* [Your objective]
Go through the lines below and copy each one that holds the string "ylabel".

* [Entries provided]
* * *

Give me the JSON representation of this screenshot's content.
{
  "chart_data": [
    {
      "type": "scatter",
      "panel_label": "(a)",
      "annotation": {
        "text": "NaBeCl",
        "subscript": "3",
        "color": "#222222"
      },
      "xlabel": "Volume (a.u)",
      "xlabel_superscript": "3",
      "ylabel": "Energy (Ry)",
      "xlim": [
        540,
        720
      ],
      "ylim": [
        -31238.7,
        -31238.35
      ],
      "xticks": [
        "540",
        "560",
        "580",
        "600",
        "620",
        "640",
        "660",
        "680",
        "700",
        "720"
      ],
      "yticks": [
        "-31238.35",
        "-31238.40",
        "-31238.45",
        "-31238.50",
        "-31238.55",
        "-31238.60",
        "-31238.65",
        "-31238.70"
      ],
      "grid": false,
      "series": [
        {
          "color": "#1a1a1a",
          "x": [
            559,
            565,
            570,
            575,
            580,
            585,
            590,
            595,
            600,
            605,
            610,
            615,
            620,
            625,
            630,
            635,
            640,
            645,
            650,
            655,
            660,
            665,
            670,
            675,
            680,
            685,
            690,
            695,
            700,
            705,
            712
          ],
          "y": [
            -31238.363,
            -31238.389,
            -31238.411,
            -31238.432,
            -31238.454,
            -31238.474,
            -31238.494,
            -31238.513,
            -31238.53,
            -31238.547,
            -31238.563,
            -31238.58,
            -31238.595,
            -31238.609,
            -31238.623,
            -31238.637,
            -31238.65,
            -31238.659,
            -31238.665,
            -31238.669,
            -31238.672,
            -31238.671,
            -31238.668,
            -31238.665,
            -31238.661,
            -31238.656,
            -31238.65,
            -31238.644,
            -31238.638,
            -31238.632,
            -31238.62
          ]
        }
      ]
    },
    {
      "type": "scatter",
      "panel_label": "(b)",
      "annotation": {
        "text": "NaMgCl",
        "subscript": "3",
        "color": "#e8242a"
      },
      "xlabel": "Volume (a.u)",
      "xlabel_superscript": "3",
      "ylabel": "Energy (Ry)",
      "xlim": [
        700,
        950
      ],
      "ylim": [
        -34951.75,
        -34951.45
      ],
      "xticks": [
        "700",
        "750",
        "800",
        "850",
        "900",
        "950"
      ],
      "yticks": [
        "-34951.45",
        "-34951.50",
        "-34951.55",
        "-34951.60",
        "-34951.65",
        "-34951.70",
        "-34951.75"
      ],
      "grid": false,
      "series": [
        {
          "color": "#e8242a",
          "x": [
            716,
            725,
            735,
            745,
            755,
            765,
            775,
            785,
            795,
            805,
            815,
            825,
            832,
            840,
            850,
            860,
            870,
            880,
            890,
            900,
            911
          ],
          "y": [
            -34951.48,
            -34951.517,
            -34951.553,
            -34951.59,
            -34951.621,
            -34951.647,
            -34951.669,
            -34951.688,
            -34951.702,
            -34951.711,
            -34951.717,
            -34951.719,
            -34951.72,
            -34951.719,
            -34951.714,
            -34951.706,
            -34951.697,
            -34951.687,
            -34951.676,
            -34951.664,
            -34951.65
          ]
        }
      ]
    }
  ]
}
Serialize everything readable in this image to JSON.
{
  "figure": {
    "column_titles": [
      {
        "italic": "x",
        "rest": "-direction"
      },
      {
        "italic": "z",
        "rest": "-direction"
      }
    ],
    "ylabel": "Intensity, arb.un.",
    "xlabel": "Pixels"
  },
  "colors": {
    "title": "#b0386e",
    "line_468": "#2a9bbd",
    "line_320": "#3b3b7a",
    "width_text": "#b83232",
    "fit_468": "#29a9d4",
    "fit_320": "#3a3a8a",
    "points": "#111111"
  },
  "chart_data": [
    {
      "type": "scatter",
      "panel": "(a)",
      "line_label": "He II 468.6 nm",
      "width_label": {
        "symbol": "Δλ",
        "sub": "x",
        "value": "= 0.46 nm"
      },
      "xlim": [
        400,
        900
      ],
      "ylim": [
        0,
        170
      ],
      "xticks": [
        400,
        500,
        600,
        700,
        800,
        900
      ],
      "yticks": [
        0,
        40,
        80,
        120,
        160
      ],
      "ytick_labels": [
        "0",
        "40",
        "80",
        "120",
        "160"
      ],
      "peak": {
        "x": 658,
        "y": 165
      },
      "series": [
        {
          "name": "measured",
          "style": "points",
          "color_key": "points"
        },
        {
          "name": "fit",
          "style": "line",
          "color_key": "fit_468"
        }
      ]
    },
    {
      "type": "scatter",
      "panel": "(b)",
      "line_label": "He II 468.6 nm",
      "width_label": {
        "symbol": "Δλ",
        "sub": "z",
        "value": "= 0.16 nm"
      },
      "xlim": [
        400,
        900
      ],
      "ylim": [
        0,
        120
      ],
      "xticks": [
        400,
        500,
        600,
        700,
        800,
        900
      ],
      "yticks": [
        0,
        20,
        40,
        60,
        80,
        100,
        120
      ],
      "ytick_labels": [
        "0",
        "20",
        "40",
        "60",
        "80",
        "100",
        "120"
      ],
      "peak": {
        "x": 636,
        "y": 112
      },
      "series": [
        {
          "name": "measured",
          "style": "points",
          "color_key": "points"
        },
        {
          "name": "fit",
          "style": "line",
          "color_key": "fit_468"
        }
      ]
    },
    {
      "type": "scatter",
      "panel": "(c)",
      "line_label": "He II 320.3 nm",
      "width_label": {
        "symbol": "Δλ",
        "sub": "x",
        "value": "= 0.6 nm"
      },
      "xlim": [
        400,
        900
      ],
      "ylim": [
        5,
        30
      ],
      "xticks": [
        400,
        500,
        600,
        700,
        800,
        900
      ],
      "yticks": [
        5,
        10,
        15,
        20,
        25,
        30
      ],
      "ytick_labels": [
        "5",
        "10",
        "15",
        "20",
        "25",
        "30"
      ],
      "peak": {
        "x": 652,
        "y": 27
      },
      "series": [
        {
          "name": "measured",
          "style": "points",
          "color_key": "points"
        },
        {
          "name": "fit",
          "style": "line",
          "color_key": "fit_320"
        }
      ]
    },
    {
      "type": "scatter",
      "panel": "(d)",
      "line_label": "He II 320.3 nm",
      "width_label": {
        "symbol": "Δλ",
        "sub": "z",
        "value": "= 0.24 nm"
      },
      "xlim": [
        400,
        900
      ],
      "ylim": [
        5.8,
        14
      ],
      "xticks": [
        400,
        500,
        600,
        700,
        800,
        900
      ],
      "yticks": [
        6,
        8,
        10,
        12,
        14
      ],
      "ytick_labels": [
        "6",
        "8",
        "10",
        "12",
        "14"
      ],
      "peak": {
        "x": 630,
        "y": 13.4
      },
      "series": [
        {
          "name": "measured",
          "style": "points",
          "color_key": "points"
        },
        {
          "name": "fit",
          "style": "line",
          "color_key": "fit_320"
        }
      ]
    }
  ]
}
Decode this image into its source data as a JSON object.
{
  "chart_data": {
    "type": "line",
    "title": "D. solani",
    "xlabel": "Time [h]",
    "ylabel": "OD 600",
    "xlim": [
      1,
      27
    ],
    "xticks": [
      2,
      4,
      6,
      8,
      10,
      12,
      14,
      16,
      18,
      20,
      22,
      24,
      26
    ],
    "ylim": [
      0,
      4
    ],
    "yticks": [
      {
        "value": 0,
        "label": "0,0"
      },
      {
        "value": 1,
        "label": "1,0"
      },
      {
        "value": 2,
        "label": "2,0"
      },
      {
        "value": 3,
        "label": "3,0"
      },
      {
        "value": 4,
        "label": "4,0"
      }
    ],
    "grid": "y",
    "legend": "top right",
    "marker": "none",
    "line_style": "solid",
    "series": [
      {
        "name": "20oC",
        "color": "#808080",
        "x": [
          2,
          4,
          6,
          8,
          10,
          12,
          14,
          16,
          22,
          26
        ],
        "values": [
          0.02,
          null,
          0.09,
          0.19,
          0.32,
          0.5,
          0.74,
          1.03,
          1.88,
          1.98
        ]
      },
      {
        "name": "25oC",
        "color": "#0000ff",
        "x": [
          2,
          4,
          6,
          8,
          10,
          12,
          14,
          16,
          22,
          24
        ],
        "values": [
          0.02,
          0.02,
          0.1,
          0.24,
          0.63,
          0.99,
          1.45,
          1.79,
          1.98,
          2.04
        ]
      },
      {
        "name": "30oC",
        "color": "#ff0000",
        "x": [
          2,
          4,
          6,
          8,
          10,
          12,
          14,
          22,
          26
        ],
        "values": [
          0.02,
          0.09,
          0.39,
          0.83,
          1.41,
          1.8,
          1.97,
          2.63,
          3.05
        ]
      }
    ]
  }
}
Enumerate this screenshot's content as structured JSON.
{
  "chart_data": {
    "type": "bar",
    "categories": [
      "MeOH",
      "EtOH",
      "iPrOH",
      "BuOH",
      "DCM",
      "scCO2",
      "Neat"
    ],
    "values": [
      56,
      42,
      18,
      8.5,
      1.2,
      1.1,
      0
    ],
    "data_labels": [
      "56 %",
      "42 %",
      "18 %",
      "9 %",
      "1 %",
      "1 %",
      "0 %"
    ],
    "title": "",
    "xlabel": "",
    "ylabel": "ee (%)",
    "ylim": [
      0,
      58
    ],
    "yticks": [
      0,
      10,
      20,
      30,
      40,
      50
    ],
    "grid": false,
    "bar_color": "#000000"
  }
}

* * *

* [Response below]
      "ylabel": "Energy (Ry)",
      "ylabel": "Energy (Ry)",
    "ylabel": "Intensity, arb.un.",
    "ylabel": "OD 600",
    "ylabel": "ee (%)",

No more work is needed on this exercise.